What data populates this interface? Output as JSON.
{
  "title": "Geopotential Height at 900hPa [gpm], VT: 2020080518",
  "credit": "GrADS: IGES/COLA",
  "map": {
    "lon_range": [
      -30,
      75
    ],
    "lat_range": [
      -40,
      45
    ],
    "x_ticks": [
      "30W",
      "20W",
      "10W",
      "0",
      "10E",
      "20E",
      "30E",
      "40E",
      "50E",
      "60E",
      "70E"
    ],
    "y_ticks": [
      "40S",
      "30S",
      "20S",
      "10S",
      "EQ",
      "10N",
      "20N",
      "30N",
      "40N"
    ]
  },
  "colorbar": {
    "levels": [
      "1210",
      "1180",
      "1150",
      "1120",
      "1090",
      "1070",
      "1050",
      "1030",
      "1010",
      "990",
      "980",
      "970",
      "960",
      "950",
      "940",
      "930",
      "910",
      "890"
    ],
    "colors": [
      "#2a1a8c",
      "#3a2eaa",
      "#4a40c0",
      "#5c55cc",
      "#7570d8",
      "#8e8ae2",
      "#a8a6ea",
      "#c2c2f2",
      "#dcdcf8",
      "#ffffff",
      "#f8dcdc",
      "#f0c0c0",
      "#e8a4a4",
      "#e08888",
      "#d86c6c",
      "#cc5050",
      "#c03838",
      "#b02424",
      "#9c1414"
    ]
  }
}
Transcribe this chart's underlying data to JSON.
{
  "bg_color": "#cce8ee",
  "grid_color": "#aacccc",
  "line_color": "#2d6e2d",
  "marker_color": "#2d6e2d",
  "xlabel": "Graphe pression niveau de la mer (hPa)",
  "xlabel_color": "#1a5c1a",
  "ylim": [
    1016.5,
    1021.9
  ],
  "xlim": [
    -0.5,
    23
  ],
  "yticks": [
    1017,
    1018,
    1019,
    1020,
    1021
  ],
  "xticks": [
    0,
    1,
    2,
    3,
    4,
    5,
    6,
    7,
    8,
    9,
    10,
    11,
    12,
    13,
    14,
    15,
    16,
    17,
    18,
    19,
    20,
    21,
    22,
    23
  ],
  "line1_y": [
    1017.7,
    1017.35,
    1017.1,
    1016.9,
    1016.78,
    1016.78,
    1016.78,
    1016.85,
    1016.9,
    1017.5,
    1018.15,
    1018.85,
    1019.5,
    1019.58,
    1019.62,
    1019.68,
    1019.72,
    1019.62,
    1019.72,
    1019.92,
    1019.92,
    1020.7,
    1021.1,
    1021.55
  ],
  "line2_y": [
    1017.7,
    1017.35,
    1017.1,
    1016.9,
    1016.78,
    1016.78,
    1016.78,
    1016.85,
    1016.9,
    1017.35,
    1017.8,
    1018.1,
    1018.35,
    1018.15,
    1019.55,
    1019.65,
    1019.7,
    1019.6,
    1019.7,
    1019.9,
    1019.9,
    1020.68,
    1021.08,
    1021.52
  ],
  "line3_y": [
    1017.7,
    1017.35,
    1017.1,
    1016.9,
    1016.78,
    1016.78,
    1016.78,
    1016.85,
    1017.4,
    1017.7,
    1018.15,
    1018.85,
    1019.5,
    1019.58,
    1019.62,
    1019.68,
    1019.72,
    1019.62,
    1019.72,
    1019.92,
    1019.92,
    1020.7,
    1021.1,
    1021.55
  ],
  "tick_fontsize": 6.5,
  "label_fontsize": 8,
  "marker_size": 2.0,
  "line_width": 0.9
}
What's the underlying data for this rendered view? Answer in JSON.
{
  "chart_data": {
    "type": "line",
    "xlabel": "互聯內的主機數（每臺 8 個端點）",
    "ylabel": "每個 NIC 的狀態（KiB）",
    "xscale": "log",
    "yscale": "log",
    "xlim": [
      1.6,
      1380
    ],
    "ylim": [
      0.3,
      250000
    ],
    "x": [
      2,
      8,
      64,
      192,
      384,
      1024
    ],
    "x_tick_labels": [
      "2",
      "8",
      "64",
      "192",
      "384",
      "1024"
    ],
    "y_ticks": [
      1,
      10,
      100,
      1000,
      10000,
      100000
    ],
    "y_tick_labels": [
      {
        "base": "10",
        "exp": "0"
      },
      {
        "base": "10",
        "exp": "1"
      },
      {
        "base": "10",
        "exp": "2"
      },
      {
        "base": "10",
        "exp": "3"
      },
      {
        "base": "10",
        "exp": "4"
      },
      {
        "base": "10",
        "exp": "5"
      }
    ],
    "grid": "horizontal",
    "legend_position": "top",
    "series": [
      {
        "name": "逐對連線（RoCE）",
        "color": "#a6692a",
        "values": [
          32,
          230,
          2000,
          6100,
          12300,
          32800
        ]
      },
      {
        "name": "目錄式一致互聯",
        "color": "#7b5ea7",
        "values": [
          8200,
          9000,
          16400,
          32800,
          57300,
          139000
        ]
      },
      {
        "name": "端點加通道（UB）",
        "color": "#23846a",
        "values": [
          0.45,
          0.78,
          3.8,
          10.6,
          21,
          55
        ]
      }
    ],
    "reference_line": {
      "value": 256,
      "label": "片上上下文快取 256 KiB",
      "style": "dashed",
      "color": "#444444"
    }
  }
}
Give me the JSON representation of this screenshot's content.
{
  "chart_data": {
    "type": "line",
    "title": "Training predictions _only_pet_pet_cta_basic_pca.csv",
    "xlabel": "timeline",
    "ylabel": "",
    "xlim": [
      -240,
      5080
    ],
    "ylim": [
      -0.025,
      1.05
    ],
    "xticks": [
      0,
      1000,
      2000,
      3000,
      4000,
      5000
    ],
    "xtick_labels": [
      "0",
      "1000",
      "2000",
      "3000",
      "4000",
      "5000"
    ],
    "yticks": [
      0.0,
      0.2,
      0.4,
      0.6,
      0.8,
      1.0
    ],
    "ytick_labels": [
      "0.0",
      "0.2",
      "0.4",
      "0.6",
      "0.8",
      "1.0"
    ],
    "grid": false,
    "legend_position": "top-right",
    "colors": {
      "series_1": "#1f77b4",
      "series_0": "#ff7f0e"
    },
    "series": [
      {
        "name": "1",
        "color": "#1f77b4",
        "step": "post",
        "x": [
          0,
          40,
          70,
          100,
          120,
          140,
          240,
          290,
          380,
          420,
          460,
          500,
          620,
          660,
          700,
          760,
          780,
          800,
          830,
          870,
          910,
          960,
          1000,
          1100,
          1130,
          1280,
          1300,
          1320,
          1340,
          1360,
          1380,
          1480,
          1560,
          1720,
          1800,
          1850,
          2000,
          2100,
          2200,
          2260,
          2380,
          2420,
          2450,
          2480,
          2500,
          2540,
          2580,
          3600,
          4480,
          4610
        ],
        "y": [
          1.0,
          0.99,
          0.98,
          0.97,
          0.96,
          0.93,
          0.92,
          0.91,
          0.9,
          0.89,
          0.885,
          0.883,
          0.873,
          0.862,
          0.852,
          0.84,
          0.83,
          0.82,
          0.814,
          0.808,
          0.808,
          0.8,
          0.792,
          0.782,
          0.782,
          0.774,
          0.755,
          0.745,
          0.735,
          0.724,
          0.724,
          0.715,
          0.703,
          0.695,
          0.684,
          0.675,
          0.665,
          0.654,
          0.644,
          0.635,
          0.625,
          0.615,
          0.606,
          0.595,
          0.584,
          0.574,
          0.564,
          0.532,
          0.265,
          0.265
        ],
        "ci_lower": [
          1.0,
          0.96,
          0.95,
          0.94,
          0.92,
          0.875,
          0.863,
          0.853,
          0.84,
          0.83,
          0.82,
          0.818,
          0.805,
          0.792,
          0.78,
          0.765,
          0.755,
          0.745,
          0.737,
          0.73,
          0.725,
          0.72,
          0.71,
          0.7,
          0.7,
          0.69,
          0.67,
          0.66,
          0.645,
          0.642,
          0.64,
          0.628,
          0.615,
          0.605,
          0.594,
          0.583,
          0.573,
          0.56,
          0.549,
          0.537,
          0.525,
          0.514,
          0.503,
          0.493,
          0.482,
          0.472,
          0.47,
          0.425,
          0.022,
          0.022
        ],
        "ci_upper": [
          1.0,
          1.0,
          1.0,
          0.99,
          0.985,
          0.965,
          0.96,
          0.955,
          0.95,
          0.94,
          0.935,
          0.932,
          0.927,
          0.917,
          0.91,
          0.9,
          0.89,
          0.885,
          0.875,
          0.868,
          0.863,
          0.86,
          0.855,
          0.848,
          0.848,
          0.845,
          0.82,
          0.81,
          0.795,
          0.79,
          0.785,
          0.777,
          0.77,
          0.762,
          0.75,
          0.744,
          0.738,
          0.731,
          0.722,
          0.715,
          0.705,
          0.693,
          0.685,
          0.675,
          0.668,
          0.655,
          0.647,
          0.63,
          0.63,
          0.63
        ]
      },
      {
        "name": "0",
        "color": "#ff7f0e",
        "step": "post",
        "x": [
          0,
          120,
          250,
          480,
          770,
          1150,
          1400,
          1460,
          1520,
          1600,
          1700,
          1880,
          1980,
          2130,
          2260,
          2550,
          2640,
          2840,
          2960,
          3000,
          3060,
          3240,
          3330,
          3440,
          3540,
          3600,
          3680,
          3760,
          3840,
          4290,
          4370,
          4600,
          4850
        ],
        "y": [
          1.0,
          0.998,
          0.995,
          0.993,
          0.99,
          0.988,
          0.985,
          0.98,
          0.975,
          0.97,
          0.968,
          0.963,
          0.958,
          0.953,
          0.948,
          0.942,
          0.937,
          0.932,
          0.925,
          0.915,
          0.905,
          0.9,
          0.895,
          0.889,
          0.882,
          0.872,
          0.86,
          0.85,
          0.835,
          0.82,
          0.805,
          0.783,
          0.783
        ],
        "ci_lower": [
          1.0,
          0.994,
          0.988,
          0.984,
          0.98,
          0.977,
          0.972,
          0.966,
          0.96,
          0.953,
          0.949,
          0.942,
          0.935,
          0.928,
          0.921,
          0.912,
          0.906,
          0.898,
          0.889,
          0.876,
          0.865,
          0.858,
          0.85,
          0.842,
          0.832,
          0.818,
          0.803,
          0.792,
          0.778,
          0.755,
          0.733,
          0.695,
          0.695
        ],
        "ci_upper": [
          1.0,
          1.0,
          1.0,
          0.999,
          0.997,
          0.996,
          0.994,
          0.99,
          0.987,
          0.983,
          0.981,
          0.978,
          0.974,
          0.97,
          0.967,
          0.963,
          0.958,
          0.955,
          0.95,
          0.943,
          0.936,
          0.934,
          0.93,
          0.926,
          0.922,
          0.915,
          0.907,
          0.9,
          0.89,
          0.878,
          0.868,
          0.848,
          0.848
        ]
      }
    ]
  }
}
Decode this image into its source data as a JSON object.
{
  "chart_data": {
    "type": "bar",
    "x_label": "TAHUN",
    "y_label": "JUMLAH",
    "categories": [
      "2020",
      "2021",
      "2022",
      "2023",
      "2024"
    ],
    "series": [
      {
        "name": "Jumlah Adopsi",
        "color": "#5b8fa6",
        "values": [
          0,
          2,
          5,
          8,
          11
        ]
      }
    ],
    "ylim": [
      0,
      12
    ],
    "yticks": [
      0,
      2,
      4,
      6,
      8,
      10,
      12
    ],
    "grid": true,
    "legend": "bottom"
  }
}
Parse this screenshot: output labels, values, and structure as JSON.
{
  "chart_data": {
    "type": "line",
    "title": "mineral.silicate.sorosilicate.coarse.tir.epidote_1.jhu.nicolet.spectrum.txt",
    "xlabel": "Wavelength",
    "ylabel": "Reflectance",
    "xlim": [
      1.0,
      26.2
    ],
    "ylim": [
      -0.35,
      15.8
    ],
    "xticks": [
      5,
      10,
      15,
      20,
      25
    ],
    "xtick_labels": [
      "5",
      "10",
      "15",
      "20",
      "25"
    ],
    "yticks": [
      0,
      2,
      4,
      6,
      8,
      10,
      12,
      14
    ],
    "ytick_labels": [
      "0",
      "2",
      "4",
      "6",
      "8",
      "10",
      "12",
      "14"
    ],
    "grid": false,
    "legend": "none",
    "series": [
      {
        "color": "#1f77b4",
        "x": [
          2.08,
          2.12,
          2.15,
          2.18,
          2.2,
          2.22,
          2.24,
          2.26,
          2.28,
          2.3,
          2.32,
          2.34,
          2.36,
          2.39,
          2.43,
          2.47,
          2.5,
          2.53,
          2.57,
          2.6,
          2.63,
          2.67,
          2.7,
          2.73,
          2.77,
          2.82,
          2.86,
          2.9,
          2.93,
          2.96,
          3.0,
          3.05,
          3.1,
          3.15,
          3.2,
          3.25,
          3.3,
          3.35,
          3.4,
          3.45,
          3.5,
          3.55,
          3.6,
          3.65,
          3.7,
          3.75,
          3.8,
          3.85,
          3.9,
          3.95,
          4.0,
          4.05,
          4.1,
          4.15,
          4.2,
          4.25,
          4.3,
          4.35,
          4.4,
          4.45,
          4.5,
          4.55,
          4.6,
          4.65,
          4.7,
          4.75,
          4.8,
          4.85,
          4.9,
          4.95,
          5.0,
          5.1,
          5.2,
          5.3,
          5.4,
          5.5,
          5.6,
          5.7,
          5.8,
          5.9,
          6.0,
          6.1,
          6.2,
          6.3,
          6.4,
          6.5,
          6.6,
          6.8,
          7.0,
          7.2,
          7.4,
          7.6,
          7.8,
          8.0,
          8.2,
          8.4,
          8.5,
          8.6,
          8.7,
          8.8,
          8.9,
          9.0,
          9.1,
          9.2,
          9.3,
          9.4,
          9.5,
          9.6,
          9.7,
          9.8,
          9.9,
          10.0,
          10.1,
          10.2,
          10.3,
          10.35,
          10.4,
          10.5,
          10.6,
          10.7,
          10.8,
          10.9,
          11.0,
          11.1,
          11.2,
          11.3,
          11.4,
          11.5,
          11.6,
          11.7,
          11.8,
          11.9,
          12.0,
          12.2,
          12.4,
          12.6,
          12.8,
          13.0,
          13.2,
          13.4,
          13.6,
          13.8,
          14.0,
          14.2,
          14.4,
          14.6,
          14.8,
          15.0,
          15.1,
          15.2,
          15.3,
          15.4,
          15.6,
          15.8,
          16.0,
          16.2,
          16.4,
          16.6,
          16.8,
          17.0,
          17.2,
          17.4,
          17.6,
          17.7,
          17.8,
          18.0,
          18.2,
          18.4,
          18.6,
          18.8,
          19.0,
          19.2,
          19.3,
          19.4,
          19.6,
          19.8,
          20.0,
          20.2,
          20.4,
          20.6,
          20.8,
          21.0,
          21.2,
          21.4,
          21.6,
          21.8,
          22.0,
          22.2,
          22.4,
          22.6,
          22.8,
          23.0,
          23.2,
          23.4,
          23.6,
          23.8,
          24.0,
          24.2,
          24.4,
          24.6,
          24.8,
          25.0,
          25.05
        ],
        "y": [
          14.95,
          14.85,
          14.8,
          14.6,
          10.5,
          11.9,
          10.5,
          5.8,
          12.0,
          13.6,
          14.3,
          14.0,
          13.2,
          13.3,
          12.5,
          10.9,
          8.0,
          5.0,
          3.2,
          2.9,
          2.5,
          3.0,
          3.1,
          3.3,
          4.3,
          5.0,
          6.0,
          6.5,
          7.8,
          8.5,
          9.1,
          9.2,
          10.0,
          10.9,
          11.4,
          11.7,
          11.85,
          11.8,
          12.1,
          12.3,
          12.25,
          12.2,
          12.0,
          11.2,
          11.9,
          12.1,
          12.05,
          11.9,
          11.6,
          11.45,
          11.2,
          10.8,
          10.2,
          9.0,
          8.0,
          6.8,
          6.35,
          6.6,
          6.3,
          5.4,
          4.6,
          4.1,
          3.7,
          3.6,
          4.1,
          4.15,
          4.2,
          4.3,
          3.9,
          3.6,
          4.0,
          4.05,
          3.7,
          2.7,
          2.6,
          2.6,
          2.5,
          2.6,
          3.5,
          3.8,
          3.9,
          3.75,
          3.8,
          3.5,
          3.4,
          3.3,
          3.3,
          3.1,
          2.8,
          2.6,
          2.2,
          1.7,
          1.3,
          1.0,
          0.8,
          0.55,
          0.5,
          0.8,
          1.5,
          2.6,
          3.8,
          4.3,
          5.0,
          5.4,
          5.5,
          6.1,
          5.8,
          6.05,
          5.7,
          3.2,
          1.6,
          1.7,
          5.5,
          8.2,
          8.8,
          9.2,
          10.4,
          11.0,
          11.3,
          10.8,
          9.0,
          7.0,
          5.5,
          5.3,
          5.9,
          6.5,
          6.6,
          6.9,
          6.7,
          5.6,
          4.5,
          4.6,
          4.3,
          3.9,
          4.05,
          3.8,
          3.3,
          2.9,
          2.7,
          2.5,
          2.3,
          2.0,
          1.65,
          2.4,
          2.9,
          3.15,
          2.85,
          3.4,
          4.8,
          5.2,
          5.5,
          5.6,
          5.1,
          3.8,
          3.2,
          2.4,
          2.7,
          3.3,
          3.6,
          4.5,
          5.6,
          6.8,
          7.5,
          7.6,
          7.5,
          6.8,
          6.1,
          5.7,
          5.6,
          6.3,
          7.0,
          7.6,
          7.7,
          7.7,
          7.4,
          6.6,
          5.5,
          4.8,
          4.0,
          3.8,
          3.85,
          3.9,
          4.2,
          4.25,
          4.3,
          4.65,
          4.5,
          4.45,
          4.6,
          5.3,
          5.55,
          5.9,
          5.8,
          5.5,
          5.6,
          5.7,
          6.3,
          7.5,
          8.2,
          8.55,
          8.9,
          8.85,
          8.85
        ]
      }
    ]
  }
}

——————

Some lines of the data may hold the word "title". Say how many do, with nothing else.

3